◆ **Extracted records**:
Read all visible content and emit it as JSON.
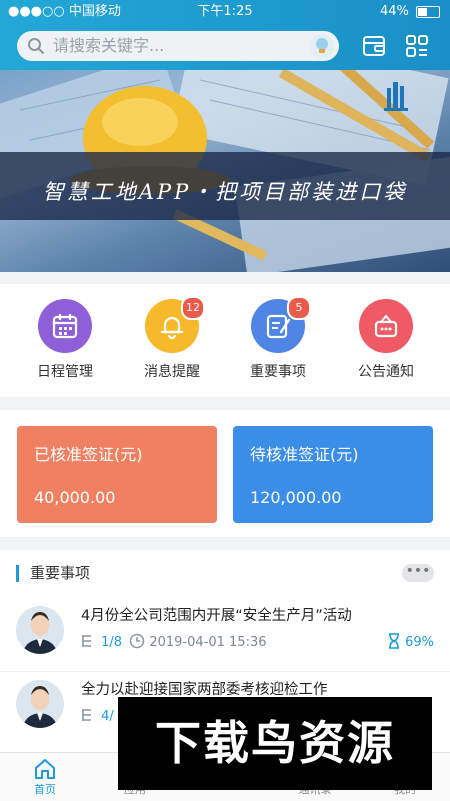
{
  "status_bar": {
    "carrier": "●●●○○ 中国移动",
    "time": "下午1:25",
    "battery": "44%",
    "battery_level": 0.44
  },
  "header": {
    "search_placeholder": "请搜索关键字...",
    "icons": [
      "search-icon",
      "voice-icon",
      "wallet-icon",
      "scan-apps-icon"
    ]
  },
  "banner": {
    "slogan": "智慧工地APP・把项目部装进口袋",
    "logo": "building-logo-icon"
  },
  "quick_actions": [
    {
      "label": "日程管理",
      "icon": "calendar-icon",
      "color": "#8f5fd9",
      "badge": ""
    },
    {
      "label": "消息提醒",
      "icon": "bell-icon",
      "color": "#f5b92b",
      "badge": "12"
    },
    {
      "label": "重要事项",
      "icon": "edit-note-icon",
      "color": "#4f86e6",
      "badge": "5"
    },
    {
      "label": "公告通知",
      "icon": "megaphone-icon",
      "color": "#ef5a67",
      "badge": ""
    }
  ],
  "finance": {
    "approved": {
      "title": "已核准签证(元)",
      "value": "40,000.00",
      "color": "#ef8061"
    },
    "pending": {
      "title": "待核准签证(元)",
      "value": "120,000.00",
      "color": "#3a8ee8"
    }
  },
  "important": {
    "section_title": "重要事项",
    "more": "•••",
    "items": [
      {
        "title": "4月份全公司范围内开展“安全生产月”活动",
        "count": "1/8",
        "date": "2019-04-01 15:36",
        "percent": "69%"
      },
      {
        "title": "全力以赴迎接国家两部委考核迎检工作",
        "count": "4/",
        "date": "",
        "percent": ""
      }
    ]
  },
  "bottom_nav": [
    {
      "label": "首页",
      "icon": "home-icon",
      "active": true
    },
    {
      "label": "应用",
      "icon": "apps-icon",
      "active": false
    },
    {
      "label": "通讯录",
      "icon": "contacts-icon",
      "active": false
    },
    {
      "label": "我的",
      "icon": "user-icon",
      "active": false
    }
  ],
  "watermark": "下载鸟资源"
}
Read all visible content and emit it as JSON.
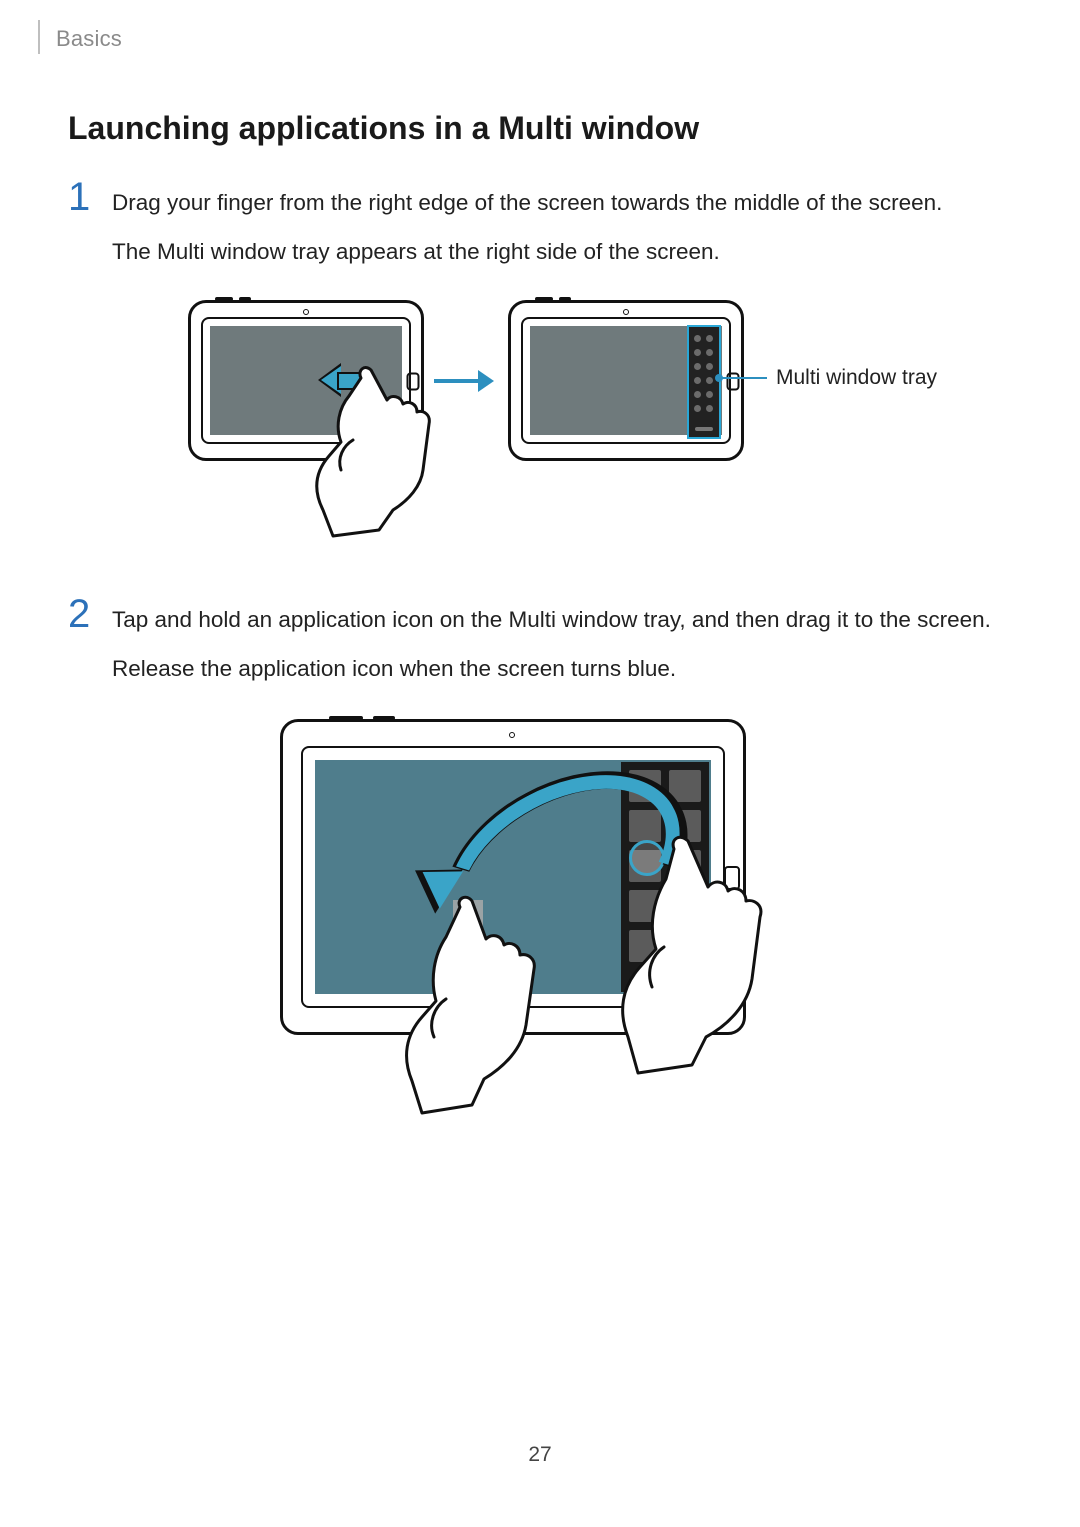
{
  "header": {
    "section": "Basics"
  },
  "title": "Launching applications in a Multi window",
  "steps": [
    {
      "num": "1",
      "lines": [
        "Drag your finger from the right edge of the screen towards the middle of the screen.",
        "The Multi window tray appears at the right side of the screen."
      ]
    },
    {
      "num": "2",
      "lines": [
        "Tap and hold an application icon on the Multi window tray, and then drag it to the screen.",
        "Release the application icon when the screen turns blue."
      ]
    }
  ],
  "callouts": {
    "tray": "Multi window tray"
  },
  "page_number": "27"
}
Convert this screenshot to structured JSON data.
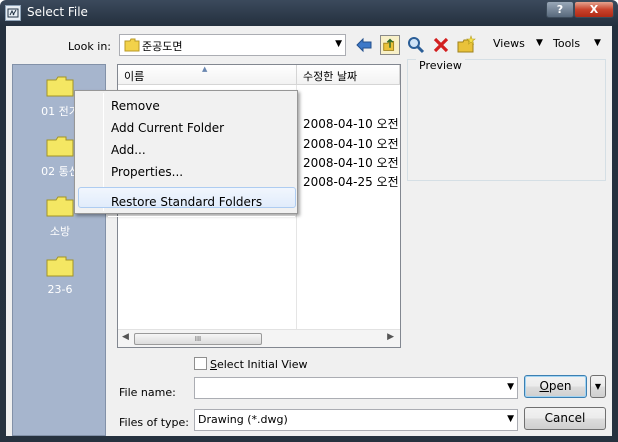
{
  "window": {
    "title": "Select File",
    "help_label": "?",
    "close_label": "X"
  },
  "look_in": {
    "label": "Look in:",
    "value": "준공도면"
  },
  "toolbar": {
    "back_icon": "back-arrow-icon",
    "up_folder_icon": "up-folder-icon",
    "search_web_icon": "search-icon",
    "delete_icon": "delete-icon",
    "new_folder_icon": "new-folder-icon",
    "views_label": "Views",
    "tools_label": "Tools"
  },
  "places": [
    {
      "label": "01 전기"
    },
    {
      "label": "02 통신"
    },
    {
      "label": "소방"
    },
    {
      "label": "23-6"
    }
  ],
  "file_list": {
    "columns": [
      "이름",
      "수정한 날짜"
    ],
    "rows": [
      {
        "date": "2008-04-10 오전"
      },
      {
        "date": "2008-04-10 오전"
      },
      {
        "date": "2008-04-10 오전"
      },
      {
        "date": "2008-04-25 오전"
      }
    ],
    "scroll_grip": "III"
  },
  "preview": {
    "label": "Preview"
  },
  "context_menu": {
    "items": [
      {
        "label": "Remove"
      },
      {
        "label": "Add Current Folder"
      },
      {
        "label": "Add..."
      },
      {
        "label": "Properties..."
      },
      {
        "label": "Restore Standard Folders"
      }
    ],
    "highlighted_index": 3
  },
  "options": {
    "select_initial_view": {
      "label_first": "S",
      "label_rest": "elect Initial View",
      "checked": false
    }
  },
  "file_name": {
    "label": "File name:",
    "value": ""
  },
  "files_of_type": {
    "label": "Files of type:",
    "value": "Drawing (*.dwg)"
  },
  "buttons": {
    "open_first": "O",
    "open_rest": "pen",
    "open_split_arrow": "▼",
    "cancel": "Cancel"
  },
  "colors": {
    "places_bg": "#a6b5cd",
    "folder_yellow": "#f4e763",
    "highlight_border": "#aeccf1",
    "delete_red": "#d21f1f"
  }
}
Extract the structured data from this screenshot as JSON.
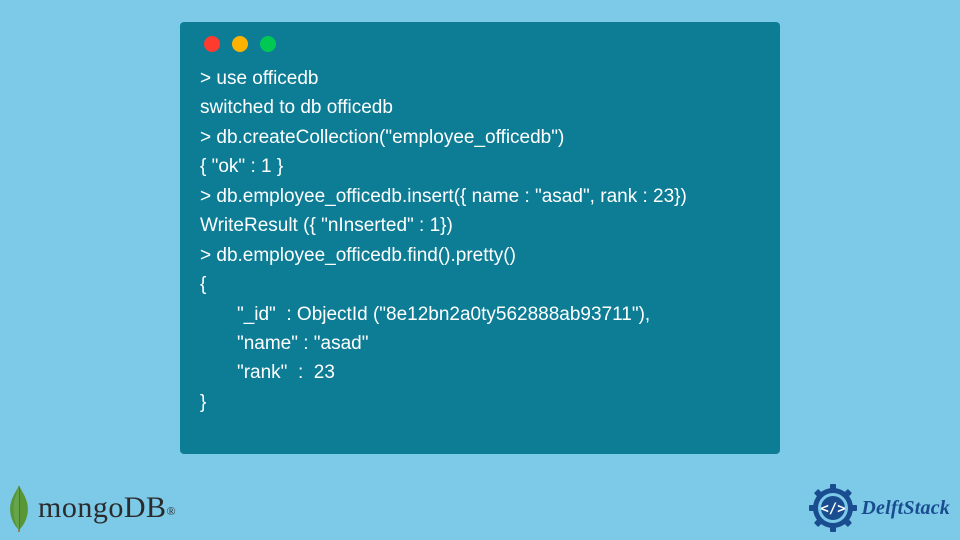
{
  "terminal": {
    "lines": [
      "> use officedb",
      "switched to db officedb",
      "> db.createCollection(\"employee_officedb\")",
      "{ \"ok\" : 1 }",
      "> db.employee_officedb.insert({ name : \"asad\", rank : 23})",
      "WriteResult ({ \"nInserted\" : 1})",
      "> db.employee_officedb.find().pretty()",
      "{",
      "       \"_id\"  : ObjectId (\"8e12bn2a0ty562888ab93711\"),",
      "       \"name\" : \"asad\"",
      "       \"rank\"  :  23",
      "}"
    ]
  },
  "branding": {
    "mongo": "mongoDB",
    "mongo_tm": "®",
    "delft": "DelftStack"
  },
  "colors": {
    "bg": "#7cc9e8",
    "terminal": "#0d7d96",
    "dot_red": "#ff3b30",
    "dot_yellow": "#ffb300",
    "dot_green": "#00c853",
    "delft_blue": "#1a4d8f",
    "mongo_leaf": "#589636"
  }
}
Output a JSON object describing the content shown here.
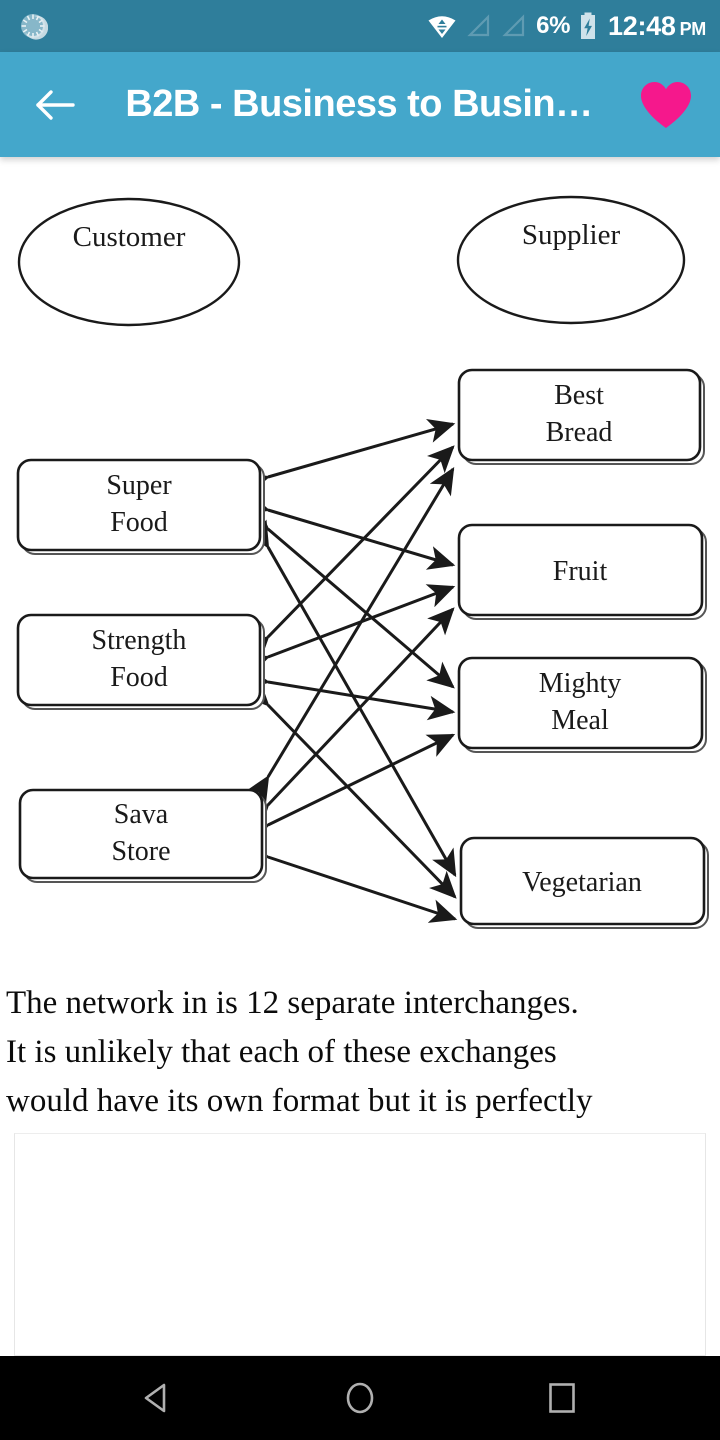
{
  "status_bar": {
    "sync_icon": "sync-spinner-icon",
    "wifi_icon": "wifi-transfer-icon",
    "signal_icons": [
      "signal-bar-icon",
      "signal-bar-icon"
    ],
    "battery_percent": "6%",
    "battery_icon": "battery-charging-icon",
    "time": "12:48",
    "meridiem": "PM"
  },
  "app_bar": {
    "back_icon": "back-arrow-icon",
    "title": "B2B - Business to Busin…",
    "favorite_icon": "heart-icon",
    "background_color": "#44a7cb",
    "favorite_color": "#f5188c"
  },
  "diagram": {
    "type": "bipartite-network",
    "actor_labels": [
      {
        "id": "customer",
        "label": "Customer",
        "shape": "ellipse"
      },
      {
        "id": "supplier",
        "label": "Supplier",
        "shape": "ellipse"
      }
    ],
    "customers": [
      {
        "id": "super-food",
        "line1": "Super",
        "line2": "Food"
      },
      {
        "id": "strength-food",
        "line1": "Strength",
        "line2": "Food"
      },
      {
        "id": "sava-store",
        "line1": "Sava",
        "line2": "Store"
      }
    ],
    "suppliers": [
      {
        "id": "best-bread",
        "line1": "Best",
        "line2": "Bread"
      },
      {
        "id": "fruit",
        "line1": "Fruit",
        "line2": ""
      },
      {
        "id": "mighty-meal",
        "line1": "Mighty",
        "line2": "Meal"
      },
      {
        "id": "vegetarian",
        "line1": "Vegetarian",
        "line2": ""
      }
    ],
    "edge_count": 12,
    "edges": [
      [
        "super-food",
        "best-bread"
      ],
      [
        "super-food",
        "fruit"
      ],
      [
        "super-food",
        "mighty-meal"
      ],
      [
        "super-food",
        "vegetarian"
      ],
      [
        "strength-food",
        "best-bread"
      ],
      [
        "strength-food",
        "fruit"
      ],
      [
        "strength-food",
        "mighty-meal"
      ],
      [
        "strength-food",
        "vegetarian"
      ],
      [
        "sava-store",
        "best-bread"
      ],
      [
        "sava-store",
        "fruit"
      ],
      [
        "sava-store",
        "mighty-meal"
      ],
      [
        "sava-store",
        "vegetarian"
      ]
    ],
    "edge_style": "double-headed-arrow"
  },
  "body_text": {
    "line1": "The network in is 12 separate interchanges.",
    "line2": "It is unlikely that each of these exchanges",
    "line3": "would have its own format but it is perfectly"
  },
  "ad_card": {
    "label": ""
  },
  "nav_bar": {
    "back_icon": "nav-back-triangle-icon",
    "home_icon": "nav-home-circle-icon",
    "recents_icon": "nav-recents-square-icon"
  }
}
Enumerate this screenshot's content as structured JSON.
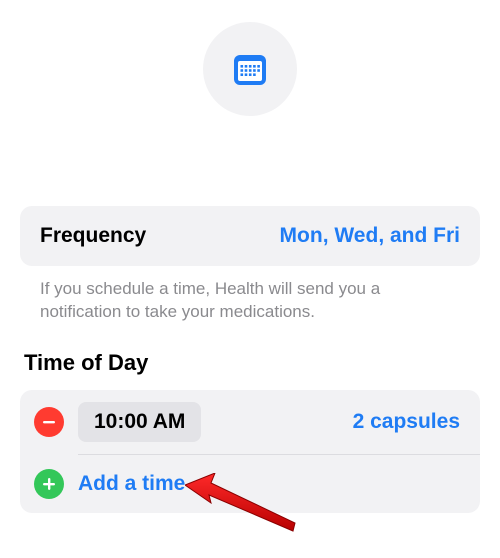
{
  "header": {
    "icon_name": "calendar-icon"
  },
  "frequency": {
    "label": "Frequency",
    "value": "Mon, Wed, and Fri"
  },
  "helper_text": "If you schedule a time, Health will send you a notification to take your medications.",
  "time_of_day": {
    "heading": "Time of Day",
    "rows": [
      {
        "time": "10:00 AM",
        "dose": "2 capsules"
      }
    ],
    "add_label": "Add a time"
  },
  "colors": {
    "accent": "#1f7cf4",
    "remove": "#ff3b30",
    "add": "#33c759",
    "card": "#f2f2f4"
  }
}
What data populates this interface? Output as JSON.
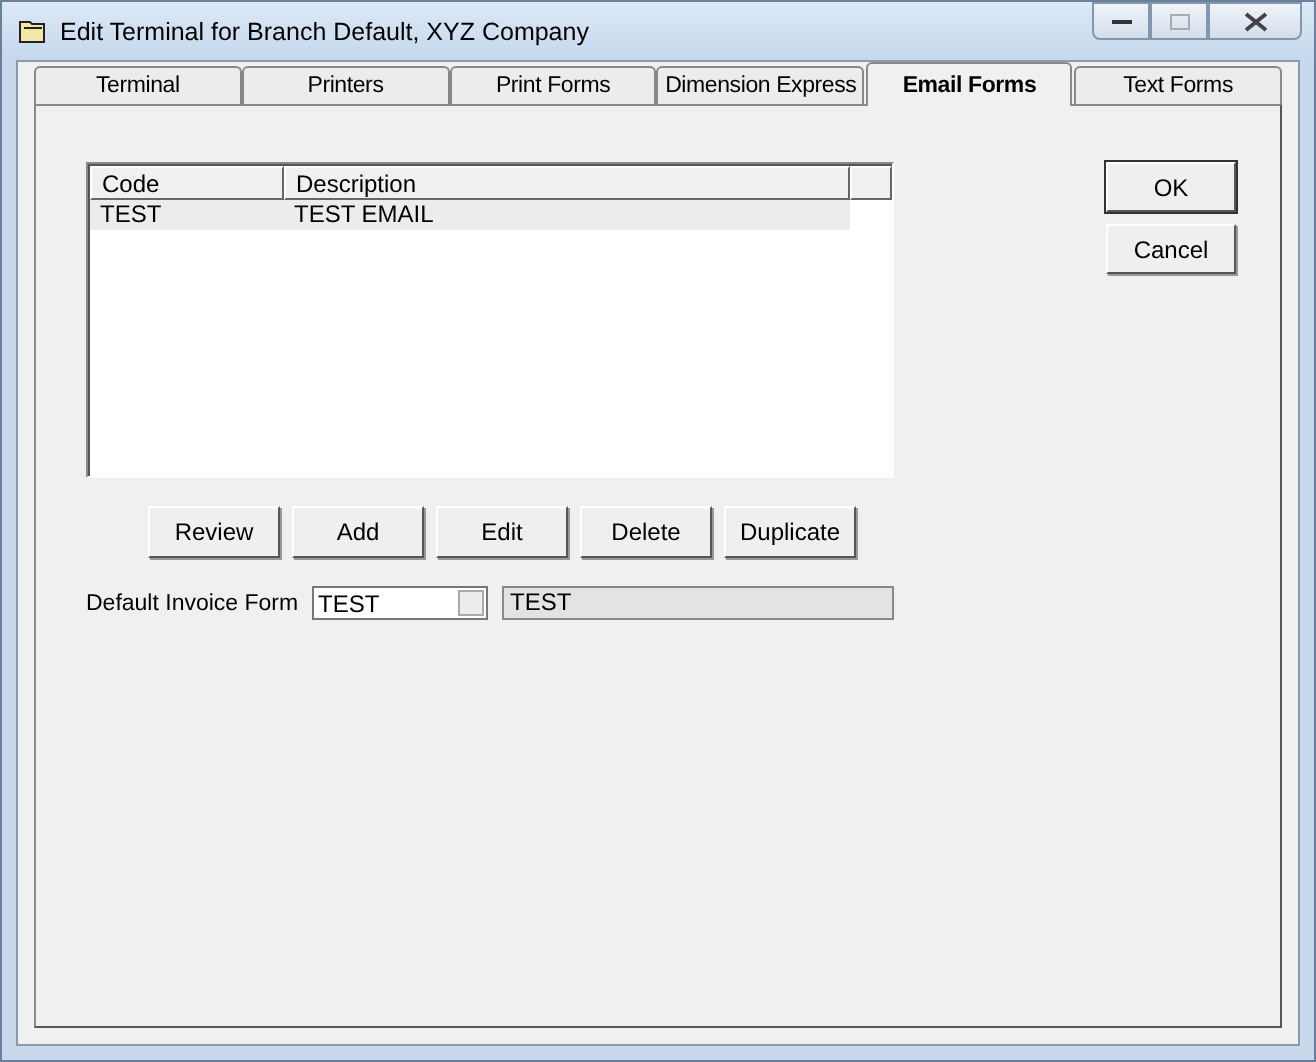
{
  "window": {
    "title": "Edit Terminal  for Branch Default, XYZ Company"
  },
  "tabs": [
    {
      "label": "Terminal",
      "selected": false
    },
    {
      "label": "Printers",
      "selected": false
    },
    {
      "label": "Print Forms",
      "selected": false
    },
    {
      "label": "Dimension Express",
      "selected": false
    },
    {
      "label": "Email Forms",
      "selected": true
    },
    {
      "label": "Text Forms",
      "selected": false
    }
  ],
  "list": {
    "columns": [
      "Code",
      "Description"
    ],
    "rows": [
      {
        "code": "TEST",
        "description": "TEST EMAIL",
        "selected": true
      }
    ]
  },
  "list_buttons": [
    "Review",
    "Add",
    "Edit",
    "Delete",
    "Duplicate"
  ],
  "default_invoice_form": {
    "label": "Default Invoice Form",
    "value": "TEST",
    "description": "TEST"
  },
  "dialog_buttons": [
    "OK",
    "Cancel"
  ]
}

◆ **Given exercise**: Write out every line of the entries that holds the word "this".

◆ **Full output**:
Convert this screenshot to structured JSON data.
Extract the structured data from this screenshot as JSON.
Enumerate this screenshot's content as structured JSON.
What data populates this interface? Output as JSON.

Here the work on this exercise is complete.